• **Given instruction**
Pull out each line of the records holding the string "Percentile".

• **Records supplied**
§ §

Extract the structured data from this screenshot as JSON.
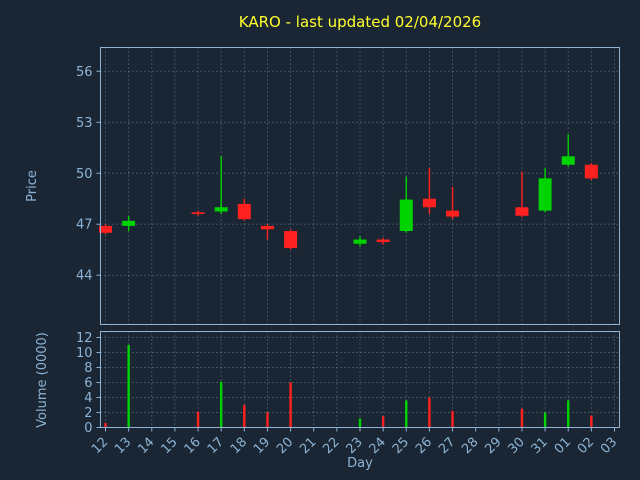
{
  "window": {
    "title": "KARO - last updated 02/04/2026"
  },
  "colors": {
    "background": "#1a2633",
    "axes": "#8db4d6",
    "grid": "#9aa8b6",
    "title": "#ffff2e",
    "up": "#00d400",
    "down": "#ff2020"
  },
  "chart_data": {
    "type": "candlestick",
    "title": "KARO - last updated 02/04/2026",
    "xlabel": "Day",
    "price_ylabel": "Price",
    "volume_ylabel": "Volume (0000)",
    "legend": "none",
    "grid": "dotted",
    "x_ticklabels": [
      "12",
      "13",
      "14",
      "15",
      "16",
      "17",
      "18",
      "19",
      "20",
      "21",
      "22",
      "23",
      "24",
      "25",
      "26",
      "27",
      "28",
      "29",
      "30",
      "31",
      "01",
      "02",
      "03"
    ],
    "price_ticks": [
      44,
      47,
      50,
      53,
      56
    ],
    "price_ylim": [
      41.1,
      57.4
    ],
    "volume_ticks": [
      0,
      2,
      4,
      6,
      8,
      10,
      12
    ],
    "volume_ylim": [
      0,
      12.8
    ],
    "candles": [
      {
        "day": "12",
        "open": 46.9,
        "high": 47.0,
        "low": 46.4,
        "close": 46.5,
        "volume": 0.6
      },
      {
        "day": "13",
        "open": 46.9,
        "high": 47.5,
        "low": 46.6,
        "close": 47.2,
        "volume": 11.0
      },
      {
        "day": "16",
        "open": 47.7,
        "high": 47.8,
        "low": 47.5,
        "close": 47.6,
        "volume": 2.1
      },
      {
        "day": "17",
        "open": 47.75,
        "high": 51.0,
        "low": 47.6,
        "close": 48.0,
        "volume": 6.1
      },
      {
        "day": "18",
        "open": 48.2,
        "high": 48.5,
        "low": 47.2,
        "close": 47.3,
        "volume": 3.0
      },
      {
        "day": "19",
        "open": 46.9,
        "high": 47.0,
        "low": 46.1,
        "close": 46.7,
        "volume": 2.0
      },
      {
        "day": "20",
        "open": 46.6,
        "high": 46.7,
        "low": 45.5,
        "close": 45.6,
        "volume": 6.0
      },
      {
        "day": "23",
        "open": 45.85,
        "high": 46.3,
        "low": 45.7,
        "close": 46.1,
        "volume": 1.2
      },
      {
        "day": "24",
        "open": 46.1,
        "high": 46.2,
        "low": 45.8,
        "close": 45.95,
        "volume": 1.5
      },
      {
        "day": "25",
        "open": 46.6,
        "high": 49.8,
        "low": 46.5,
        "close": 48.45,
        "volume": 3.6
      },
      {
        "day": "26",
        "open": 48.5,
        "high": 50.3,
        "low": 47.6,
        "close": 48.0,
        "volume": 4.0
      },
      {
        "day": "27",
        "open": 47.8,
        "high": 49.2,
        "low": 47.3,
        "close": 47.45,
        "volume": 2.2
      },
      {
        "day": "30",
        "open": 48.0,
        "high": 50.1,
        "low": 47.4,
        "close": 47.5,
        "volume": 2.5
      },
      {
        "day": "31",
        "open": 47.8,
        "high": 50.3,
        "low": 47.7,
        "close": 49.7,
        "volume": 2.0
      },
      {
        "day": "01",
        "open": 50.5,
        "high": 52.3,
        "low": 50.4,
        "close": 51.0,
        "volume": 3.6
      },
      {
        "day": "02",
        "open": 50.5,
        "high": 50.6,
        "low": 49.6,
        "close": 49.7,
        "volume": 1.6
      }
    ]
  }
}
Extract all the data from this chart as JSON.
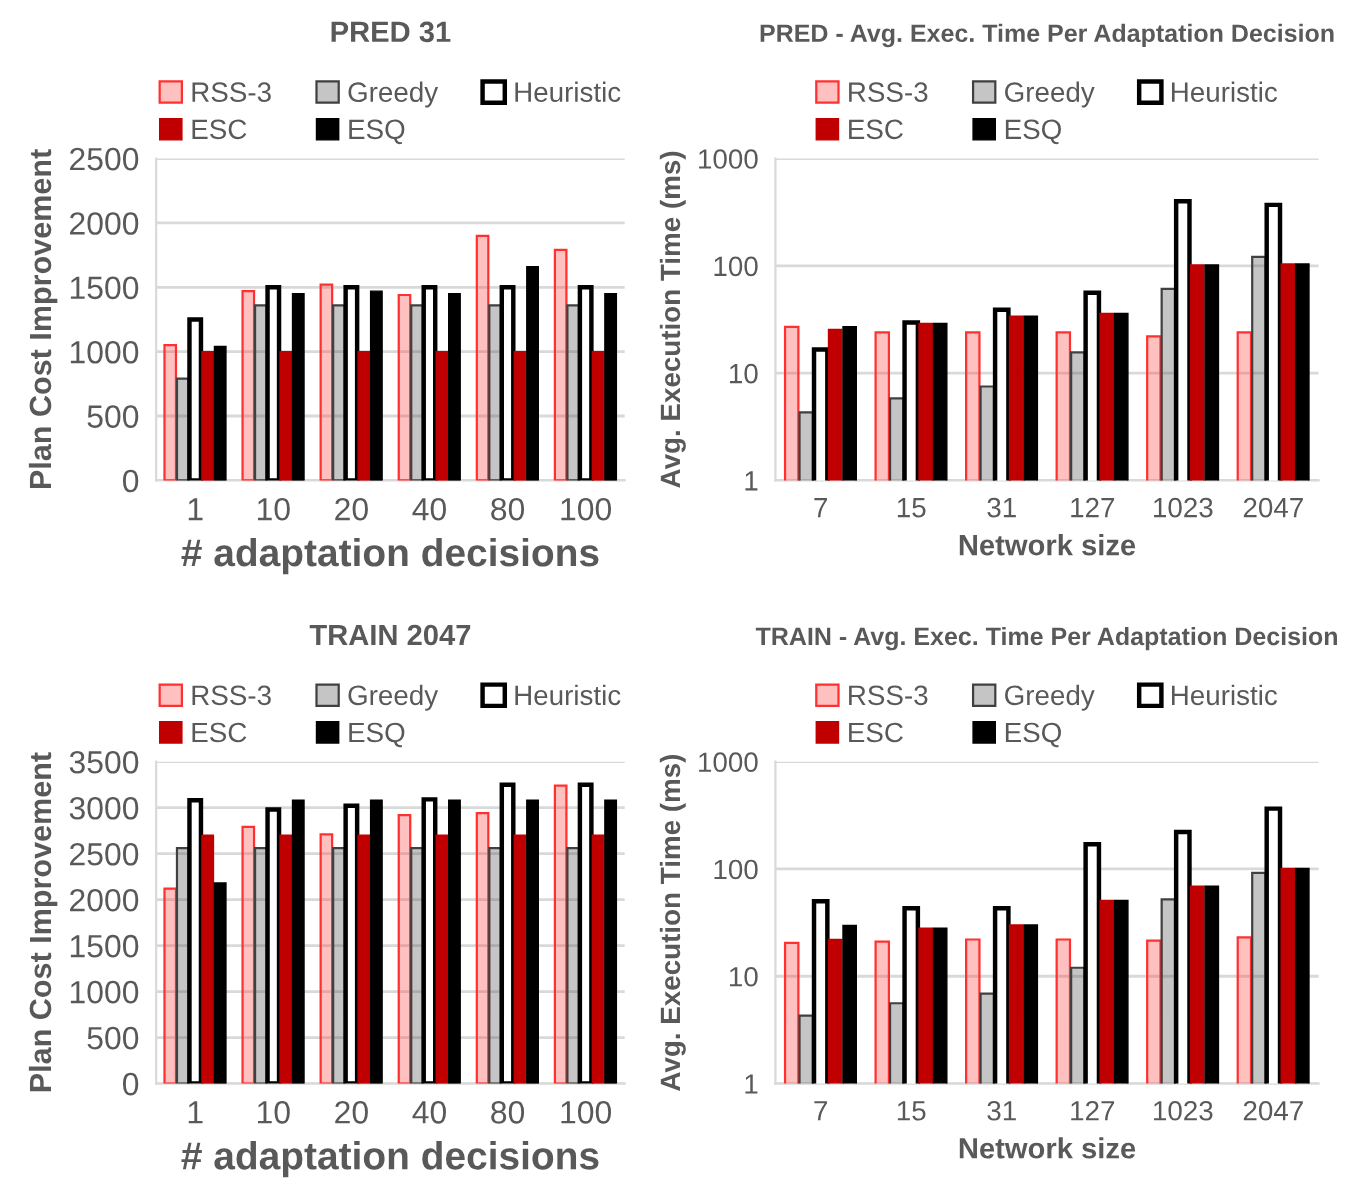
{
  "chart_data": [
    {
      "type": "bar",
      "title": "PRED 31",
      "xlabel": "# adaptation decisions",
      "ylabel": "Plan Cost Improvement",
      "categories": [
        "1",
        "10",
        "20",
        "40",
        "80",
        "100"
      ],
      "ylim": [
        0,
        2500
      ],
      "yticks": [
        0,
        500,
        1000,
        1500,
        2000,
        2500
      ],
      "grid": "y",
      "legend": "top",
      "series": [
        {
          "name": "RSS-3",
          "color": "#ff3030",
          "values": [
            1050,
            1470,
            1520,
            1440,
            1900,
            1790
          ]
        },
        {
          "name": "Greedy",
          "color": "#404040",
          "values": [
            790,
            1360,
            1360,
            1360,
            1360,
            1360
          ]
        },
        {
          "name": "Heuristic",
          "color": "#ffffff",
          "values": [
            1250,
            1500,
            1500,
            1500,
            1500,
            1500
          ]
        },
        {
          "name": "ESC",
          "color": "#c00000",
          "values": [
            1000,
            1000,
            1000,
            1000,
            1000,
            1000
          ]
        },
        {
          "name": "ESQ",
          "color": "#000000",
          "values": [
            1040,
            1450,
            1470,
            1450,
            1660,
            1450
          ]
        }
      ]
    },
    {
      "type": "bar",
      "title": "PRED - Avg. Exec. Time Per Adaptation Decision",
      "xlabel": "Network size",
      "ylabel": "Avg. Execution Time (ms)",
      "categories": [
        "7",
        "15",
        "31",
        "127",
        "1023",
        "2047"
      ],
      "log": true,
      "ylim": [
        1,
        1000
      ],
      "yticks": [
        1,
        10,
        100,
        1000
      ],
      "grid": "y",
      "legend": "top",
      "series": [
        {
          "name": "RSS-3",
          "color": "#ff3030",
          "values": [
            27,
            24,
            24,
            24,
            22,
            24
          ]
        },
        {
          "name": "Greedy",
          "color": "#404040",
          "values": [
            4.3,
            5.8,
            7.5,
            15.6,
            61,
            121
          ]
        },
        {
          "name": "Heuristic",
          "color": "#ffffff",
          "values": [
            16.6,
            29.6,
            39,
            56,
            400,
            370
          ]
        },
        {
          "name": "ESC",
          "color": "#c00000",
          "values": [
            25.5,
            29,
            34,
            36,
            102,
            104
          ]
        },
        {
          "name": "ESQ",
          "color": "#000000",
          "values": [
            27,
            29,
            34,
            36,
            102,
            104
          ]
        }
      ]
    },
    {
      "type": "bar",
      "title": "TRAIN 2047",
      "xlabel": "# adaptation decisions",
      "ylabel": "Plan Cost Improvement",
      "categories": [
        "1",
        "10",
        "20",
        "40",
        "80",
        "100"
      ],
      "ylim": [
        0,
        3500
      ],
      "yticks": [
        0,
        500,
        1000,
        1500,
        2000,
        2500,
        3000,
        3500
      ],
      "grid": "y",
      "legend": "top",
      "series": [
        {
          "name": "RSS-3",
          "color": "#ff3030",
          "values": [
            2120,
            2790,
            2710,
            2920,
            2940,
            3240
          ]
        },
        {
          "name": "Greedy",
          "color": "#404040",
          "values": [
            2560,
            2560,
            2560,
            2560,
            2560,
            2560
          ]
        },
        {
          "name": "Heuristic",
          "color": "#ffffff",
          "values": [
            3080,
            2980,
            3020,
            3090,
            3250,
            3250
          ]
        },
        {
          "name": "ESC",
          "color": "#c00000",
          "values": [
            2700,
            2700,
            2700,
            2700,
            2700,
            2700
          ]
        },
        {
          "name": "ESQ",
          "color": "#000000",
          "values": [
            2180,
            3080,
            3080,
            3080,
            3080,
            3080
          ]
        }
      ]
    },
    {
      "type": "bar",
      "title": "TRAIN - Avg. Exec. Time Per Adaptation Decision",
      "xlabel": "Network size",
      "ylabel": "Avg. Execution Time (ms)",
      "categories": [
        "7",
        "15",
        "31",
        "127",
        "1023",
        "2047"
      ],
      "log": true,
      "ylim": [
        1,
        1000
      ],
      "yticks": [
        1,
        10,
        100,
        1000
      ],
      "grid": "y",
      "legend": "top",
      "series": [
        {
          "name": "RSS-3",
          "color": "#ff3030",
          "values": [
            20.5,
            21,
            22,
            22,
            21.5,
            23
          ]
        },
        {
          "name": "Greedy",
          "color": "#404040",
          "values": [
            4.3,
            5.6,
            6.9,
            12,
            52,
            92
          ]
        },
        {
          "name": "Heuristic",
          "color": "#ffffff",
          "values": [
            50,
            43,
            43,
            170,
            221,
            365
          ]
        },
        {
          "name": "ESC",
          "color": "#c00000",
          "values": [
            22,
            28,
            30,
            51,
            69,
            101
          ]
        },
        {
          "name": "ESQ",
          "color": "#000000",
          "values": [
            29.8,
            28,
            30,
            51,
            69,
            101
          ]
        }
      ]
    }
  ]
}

§ §

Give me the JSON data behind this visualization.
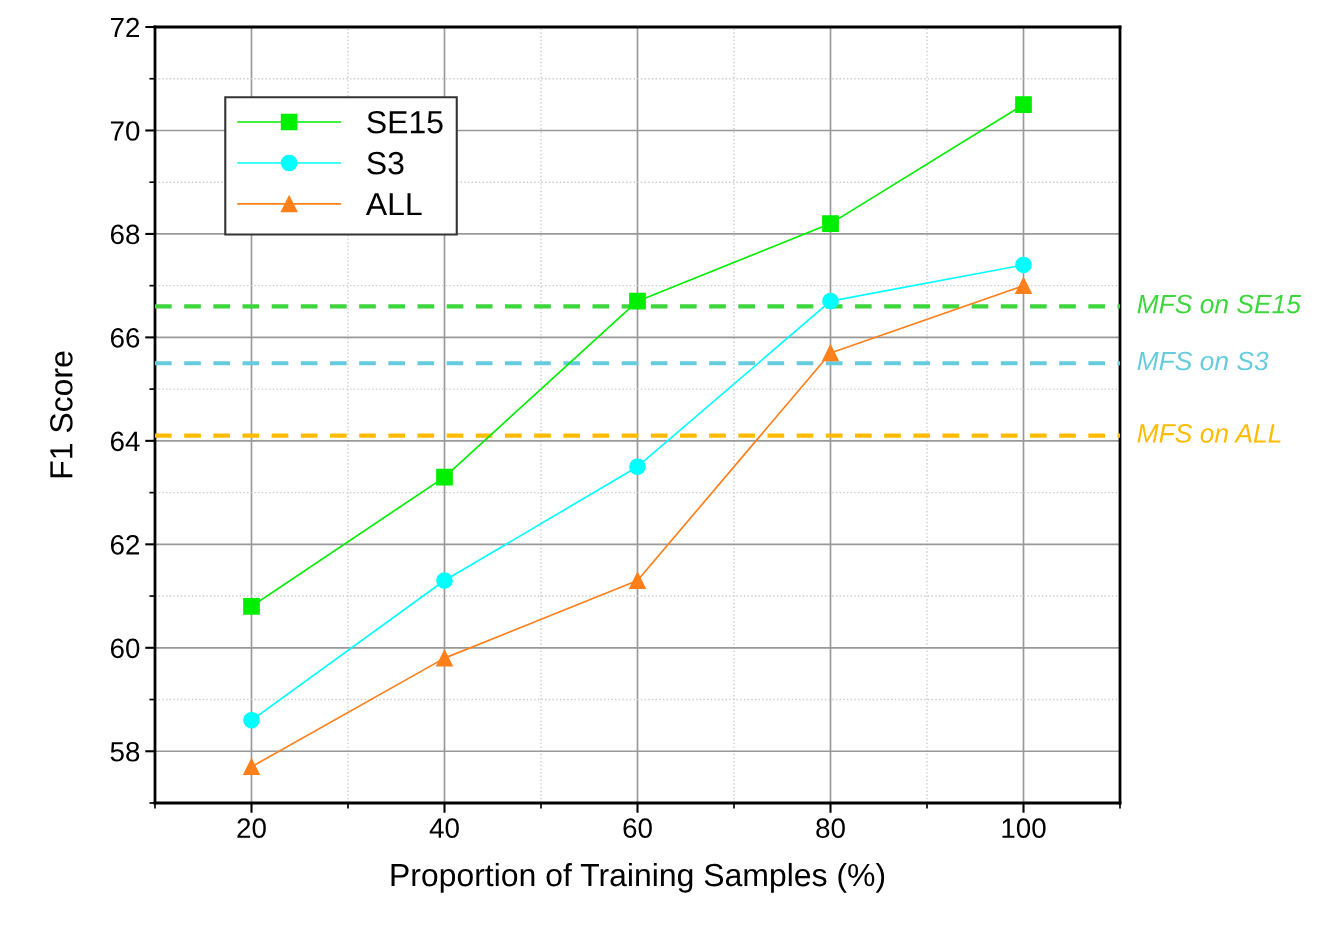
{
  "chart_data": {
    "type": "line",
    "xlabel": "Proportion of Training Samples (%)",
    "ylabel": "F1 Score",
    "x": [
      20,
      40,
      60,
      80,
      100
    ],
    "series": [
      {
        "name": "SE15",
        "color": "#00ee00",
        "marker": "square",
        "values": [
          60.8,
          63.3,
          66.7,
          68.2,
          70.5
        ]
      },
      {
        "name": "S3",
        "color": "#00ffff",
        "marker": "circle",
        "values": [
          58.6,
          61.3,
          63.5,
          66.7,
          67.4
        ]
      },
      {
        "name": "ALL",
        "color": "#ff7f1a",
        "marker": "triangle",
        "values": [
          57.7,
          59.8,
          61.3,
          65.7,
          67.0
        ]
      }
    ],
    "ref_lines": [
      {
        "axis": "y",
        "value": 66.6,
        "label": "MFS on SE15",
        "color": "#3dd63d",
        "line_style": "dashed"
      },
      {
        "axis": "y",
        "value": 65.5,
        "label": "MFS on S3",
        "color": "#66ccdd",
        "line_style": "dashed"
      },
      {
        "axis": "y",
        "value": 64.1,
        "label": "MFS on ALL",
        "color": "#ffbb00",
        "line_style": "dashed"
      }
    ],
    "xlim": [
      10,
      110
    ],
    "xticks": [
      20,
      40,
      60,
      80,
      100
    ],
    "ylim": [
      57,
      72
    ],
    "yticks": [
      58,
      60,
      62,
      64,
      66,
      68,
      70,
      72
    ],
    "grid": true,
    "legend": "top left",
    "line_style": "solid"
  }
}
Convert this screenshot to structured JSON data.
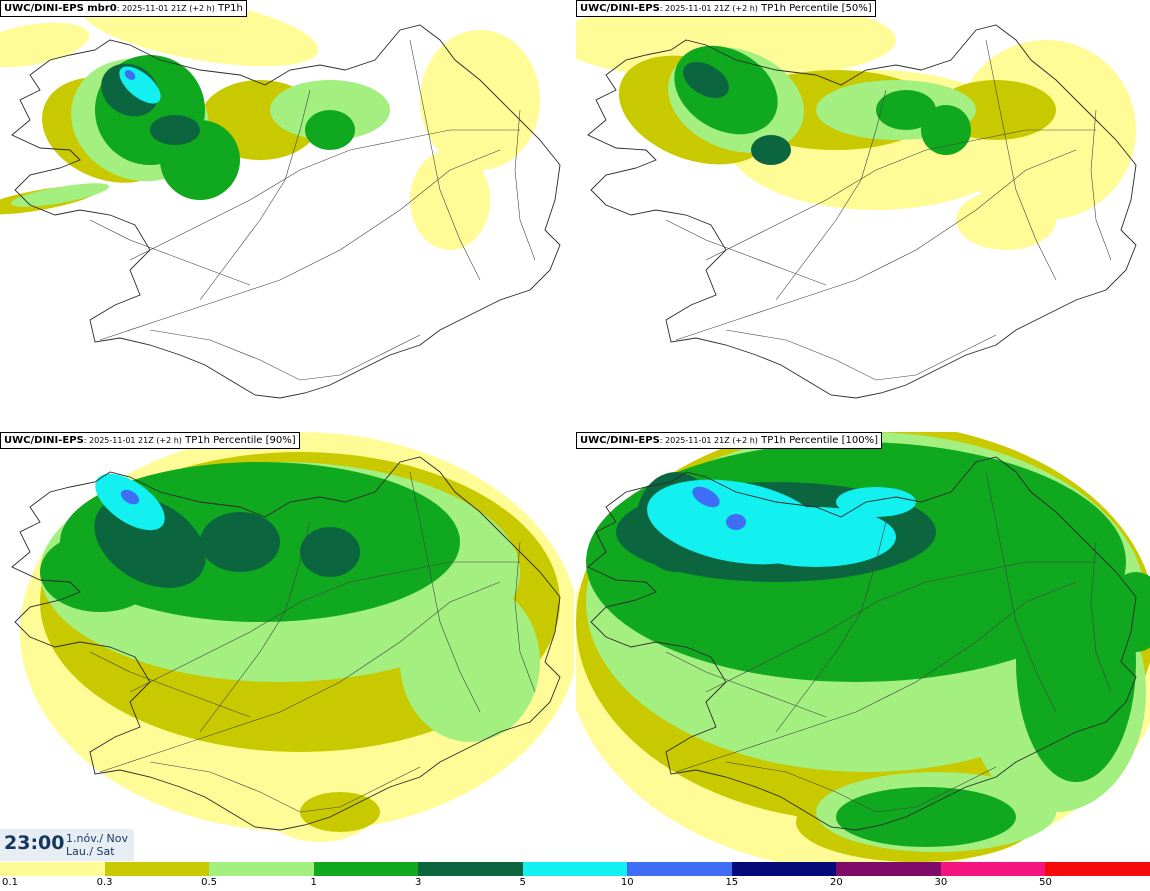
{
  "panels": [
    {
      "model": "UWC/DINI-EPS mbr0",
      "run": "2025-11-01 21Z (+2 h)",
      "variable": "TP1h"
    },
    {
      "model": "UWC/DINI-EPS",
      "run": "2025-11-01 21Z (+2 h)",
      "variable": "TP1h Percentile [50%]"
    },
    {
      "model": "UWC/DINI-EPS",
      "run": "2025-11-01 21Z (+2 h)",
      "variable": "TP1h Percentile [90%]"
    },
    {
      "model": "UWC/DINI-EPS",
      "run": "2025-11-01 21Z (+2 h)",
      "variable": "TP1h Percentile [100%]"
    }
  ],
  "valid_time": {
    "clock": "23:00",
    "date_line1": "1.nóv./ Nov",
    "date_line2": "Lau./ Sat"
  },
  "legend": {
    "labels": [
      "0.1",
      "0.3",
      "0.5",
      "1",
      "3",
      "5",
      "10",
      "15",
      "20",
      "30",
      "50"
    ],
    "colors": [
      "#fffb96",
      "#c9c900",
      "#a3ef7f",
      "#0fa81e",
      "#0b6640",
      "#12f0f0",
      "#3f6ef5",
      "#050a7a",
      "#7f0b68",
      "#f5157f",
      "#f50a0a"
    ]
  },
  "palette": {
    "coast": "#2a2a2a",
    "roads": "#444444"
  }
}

§ §

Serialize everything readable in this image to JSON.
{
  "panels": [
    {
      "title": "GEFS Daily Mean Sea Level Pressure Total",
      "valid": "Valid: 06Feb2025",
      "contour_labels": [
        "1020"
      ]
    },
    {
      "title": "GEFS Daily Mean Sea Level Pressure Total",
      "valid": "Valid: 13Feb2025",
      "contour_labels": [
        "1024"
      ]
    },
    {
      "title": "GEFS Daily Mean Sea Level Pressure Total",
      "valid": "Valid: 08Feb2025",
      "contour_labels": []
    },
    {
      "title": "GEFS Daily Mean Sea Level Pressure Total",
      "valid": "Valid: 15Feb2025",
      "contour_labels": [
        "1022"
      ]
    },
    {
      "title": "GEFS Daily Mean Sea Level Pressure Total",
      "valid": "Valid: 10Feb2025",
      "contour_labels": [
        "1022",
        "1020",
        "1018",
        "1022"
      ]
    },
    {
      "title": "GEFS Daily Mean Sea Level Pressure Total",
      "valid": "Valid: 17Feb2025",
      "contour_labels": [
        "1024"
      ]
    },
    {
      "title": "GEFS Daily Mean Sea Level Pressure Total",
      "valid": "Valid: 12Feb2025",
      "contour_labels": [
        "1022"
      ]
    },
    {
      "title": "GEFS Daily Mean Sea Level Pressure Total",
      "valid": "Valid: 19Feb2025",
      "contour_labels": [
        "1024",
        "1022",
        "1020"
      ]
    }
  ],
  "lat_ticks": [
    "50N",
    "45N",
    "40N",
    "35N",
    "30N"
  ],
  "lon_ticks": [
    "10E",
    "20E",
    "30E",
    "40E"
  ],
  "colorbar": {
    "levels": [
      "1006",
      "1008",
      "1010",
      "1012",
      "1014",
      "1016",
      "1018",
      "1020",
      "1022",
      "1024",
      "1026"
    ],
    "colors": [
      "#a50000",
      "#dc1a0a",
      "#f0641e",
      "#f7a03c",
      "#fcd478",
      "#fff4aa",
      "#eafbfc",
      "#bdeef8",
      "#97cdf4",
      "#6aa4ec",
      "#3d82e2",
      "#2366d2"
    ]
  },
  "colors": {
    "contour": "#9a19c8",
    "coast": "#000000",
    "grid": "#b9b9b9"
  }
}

§ §

• **Exercise output**
      "variable": "TP1h Percentile [50%]"
      "variable": "TP1h Percentile [90%]"
      "variable": "TP1h Percentile [100%]"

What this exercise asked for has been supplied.